Show each line of the source data below that contains the string "page". Letter case must match.

[Source data]
********************
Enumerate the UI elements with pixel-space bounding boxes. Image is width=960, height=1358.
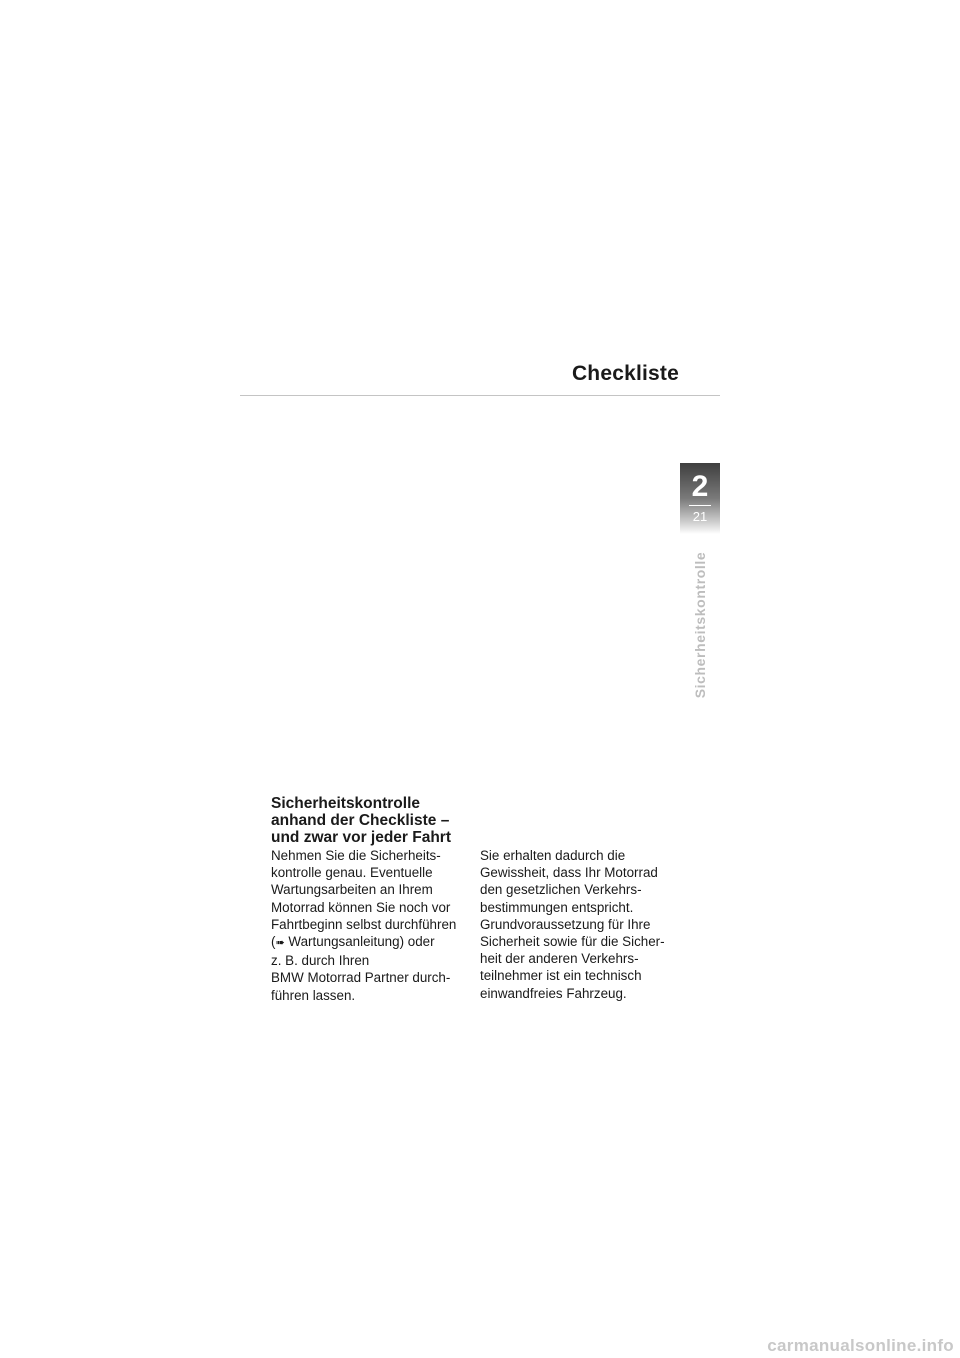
text-line: den gesetzlichen Verkehrs-: [480, 882, 642, 898]
text-line: Nehmen Sie die Sicherheits-: [271, 848, 441, 863]
paren-open: (: [271, 934, 276, 950]
body-column-right: [480, 847, 680, 1002]
section-heading: [271, 795, 481, 846]
heading-line: Sicherheitskontrolle: [271, 795, 421, 812]
text-line: Motorrad können Sie noch vor: [271, 899, 451, 915]
text-line: teilnehmer ist ein technisch: [480, 968, 642, 984]
text-line: Gewissheit, dass Ihr Motorrad: [480, 865, 658, 881]
reference-text: Wartungsanleitung) oder: [288, 934, 435, 950]
text-line: Fahrtbeginn selbst durchführen: [271, 916, 457, 932]
text-line: Wartungsarbeiten an Ihrem: [271, 882, 433, 898]
text-line: führen lassen.: [271, 987, 356, 1003]
text-line: kontrolle genau. Eventuelle: [271, 865, 433, 881]
heading-line: und zwar vor jeder Fahrt: [271, 829, 452, 846]
chapter-number: 2: [691, 470, 709, 503]
header-divider: [240, 395, 720, 396]
arrow-right-icon: ➠: [275, 937, 285, 950]
text-line: Sie erhalten dadurch die: [480, 848, 626, 863]
chapter-divider: [689, 505, 711, 506]
text-line: einwandfreies Fahrzeug.: [480, 985, 627, 1001]
heading-line: anhand der Checkliste –: [271, 812, 450, 829]
text-line: Grundvoraussetzung für Ihre: [480, 916, 651, 932]
text-line: bestimmungen entspricht.: [480, 899, 634, 915]
site-watermark: carmanualsonline.info: [767, 1336, 954, 1355]
page-number: 21: [692, 509, 708, 524]
chapter-side-label: Sicherheitskontrolle: [692, 551, 708, 699]
body-column-left: [271, 847, 471, 1004]
text-line: heit der anderen Verkehrs-: [480, 951, 639, 967]
text-line: z. B. durch Ihren: [271, 953, 370, 969]
text-line: Sicherheit sowie für die Sicher-: [480, 934, 665, 950]
text-line: BMW Motorrad Partner durch-: [271, 970, 451, 986]
text-line-reference: [271, 933, 471, 952]
page-title: Checkliste: [571, 362, 679, 385]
********************
=== FINAL ANSWER ===
page-number: 21: [692, 509, 708, 524]
page-title: Checkliste: [571, 362, 679, 385]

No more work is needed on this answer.